Dataset excerpt
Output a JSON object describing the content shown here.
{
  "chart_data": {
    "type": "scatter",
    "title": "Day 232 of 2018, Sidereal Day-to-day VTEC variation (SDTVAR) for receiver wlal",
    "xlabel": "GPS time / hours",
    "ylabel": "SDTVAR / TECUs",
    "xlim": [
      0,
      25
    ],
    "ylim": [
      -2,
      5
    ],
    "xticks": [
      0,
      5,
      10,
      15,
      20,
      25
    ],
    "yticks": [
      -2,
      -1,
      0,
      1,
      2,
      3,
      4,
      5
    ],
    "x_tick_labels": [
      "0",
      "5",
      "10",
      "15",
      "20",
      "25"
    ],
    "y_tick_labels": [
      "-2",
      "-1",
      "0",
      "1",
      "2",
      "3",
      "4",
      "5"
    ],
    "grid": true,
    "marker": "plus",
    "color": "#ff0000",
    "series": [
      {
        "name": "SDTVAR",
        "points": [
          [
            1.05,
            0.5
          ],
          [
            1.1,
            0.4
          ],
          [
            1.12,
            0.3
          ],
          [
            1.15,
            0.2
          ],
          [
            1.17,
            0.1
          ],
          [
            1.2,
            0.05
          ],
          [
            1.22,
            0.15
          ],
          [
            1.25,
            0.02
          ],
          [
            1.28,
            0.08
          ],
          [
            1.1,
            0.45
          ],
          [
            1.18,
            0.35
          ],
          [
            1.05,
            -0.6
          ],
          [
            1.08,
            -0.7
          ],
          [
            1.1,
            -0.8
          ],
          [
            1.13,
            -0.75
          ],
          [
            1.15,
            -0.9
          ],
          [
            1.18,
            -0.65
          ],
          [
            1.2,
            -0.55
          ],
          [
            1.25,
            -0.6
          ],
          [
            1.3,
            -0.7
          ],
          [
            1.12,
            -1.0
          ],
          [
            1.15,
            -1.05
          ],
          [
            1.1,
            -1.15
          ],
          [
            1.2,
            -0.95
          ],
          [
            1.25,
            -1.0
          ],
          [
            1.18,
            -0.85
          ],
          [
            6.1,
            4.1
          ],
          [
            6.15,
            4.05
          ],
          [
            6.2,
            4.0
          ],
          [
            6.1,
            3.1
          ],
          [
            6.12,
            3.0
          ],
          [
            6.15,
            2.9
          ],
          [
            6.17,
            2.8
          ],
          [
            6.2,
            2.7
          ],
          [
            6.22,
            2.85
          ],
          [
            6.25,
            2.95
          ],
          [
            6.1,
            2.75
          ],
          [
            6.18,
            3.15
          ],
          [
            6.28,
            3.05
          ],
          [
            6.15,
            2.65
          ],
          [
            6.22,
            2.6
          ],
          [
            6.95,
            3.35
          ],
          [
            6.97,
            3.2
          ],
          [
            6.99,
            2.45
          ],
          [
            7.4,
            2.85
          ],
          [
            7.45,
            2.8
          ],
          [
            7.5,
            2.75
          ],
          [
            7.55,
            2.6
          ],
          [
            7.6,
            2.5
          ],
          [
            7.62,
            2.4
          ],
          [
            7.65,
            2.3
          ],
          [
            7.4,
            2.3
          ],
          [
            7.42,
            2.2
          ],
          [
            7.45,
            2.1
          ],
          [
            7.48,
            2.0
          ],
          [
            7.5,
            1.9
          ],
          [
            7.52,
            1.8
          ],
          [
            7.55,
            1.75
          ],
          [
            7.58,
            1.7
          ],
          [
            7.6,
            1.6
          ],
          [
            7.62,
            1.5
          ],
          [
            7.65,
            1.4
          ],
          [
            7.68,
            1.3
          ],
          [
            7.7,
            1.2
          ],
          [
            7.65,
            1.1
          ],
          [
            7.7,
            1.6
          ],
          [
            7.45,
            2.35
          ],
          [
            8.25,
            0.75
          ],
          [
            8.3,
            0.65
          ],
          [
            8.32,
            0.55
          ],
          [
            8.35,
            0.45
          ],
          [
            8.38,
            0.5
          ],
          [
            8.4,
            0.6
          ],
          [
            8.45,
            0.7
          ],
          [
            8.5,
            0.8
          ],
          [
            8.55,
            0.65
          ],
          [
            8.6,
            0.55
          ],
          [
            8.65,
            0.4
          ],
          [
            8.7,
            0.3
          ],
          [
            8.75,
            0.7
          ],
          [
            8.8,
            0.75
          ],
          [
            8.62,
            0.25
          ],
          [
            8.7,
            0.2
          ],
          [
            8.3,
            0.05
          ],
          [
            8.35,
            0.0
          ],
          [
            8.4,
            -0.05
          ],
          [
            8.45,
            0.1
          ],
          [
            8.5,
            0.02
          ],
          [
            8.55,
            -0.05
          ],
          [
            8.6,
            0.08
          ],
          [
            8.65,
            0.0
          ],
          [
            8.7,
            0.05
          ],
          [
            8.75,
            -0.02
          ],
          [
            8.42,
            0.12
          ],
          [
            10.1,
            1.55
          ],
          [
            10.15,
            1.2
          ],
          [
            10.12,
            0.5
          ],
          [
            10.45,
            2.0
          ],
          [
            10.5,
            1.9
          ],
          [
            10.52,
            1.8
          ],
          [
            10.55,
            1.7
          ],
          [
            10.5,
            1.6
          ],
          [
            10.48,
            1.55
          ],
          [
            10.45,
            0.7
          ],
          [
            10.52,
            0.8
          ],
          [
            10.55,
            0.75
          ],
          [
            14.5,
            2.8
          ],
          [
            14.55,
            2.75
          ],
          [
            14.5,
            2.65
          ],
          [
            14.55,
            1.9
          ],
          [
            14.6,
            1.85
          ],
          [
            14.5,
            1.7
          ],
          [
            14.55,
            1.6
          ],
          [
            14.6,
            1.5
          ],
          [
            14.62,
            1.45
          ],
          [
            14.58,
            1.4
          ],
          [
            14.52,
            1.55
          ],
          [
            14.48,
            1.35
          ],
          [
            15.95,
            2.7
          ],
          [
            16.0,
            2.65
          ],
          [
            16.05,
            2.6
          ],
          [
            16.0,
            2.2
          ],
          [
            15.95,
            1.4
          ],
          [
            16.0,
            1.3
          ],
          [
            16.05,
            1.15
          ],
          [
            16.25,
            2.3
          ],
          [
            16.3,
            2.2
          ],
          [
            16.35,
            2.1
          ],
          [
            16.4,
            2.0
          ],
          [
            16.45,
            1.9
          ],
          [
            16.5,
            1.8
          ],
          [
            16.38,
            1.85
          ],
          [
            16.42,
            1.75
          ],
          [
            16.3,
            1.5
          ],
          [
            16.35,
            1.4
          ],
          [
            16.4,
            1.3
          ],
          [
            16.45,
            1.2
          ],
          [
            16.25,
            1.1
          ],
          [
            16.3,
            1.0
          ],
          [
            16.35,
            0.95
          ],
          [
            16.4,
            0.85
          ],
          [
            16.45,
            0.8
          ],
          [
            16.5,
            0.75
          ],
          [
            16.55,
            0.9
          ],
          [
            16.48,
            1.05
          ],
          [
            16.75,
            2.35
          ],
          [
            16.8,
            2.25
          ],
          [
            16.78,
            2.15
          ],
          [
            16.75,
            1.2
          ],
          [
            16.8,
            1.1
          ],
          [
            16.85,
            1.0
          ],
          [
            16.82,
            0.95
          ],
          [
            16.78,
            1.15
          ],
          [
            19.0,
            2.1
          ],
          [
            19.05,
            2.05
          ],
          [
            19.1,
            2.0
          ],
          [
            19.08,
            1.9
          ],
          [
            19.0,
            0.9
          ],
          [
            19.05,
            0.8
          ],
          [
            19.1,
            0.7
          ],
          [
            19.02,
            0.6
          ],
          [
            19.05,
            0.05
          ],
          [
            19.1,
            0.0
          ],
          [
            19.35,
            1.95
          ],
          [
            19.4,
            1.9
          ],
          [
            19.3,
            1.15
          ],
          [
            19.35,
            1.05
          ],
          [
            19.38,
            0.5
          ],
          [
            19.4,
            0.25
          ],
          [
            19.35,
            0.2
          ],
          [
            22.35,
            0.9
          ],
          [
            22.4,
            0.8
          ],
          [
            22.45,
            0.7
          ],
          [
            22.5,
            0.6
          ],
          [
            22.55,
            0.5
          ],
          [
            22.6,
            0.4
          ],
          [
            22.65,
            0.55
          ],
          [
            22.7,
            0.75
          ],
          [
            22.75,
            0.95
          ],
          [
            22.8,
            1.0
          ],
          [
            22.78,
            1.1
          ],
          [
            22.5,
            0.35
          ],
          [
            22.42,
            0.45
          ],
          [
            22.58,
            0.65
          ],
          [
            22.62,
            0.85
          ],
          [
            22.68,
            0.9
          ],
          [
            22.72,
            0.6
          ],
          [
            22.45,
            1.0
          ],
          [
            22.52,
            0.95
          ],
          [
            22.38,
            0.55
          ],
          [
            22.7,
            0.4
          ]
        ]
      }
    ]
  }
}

> Task statement: Collect the lines of the data that carry the word "SDTVAR".

> Answer in full:
    "title": "Day 232 of 2018, Sidereal Day-to-day VTEC variation (SDTVAR) for receiver wlal",
    "ylabel": "SDTVAR / TECUs",
        "name": "SDTVAR",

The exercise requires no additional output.